Excerpts from a figure dataset
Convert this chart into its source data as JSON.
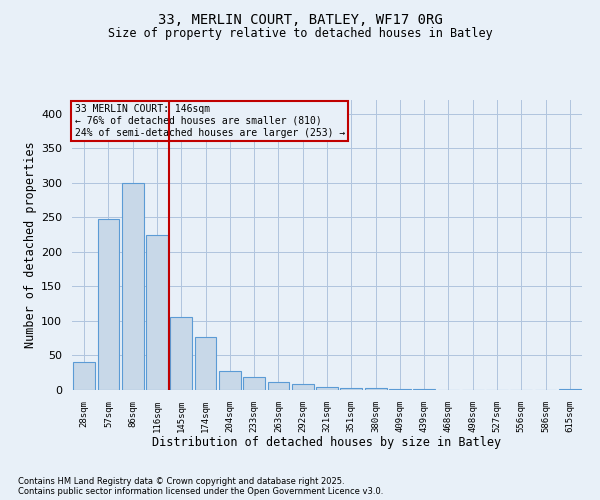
{
  "title1": "33, MERLIN COURT, BATLEY, WF17 0RG",
  "title2": "Size of property relative to detached houses in Batley",
  "xlabel": "Distribution of detached houses by size in Batley",
  "ylabel": "Number of detached properties",
  "categories": [
    "28sqm",
    "57sqm",
    "86sqm",
    "116sqm",
    "145sqm",
    "174sqm",
    "204sqm",
    "233sqm",
    "263sqm",
    "292sqm",
    "321sqm",
    "351sqm",
    "380sqm",
    "409sqm",
    "439sqm",
    "468sqm",
    "498sqm",
    "527sqm",
    "556sqm",
    "586sqm",
    "615sqm"
  ],
  "values": [
    40,
    248,
    300,
    225,
    106,
    77,
    28,
    19,
    11,
    8,
    4,
    3,
    3,
    2,
    2,
    0,
    0,
    0,
    0,
    0,
    2
  ],
  "bar_color": "#c8d8e8",
  "bar_edge_color": "#5b9bd5",
  "vline_x_index": 4,
  "vline_color": "#c00000",
  "annotation_line1": "33 MERLIN COURT: 146sqm",
  "annotation_line2": "← 76% of detached houses are smaller (810)",
  "annotation_line3": "24% of semi-detached houses are larger (253) →",
  "annotation_box_color": "#c00000",
  "ylim": [
    0,
    420
  ],
  "yticks": [
    0,
    50,
    100,
    150,
    200,
    250,
    300,
    350,
    400
  ],
  "grid_color": "#b0c4de",
  "background_color": "#e8f0f8",
  "footnote1": "Contains HM Land Registry data © Crown copyright and database right 2025.",
  "footnote2": "Contains public sector information licensed under the Open Government Licence v3.0."
}
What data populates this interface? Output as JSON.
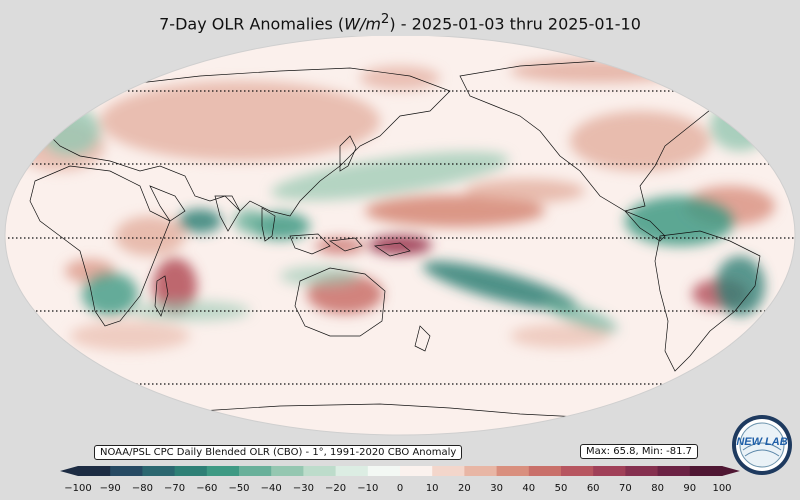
{
  "title": {
    "prefix": "7-Day OLR Anomalies (",
    "unit": "W/m",
    "unit_exp": "2",
    "suffix": ") - 2025-01-03 thru 2025-01-10"
  },
  "source_label": "NOAA/PSL CPC Daily Blended OLR (CBO) - 1°, 1991-2020 CBO Anomaly",
  "stats_label": "Max: 65.8,  Min: -81.7",
  "colorbar": {
    "ticks": [
      "−100",
      "−90",
      "−80",
      "−70",
      "−60",
      "−50",
      "−40",
      "−30",
      "−20",
      "−10",
      "0",
      "10",
      "20",
      "30",
      "40",
      "50",
      "60",
      "70",
      "80",
      "90",
      "100"
    ],
    "colors": [
      "#1d2c43",
      "#274a63",
      "#2c6770",
      "#2f8076",
      "#3f9a84",
      "#69b09a",
      "#95c7b1",
      "#bddccb",
      "#dcede3",
      "#f3f8f4",
      "#fbf2ee",
      "#f3d6cb",
      "#e8b6a5",
      "#d98f7e",
      "#c9706a",
      "#b75660",
      "#a04058",
      "#85304f",
      "#6b2244",
      "#4f1733"
    ]
  },
  "logo": {
    "text": "NEW LAB"
  },
  "colors": {
    "ocean": "#fbf0ec",
    "wet": "#2f8076",
    "dry": "#a04058"
  }
}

# Task description
Without the images, write out each line of the data verbatim.

# Answer
Convert this chart into its source data as JSON.
{
  "title1": "33, MERLIN COURT, BATLEY, WF17 0RG",
  "title2": "Size of property relative to detached houses in Batley",
  "xlabel": "Distribution of detached houses by size in Batley",
  "ylabel": "Number of detached properties",
  "categories": [
    "28sqm",
    "57sqm",
    "86sqm",
    "116sqm",
    "145sqm",
    "174sqm",
    "204sqm",
    "233sqm",
    "263sqm",
    "292sqm",
    "321sqm",
    "351sqm",
    "380sqm",
    "409sqm",
    "439sqm",
    "468sqm",
    "498sqm",
    "527sqm",
    "556sqm",
    "586sqm",
    "615sqm"
  ],
  "values": [
    40,
    248,
    300,
    225,
    106,
    77,
    28,
    19,
    11,
    8,
    4,
    3,
    3,
    2,
    2,
    0,
    0,
    0,
    0,
    0,
    2
  ],
  "bar_color": "#c8d8e8",
  "bar_edge_color": "#5b9bd5",
  "vline_x_index": 4,
  "vline_color": "#c00000",
  "annotation_line1": "33 MERLIN COURT: 146sqm",
  "annotation_line2": "← 76% of detached houses are smaller (810)",
  "annotation_line3": "24% of semi-detached houses are larger (253) →",
  "annotation_box_color": "#c00000",
  "ylim": [
    0,
    420
  ],
  "yticks": [
    0,
    50,
    100,
    150,
    200,
    250,
    300,
    350,
    400
  ],
  "grid_color": "#b0c4de",
  "background_color": "#e8f0f8",
  "footnote1": "Contains HM Land Registry data © Crown copyright and database right 2025.",
  "footnote2": "Contains public sector information licensed under the Open Government Licence v3.0."
}
What data populates this interface? Output as JSON.
{
  "title": {
    "prefix": "7-Day OLR Anomalies (",
    "unit": "W/m",
    "unit_exp": "2",
    "suffix": ") - 2025-01-03 thru 2025-01-10"
  },
  "source_label": "NOAA/PSL CPC Daily Blended OLR (CBO) - 1°, 1991-2020 CBO Anomaly",
  "stats_label": "Max: 65.8,  Min: -81.7",
  "colorbar": {
    "ticks": [
      "−100",
      "−90",
      "−80",
      "−70",
      "−60",
      "−50",
      "−40",
      "−30",
      "−20",
      "−10",
      "0",
      "10",
      "20",
      "30",
      "40",
      "50",
      "60",
      "70",
      "80",
      "90",
      "100"
    ],
    "colors": [
      "#1d2c43",
      "#274a63",
      "#2c6770",
      "#2f8076",
      "#3f9a84",
      "#69b09a",
      "#95c7b1",
      "#bddccb",
      "#dcede3",
      "#f3f8f4",
      "#fbf2ee",
      "#f3d6cb",
      "#e8b6a5",
      "#d98f7e",
      "#c9706a",
      "#b75660",
      "#a04058",
      "#85304f",
      "#6b2244",
      "#4f1733"
    ]
  },
  "logo": {
    "text": "NEW LAB"
  },
  "colors": {
    "ocean": "#fbf0ec",
    "wet": "#2f8076",
    "dry": "#a04058"
  }
}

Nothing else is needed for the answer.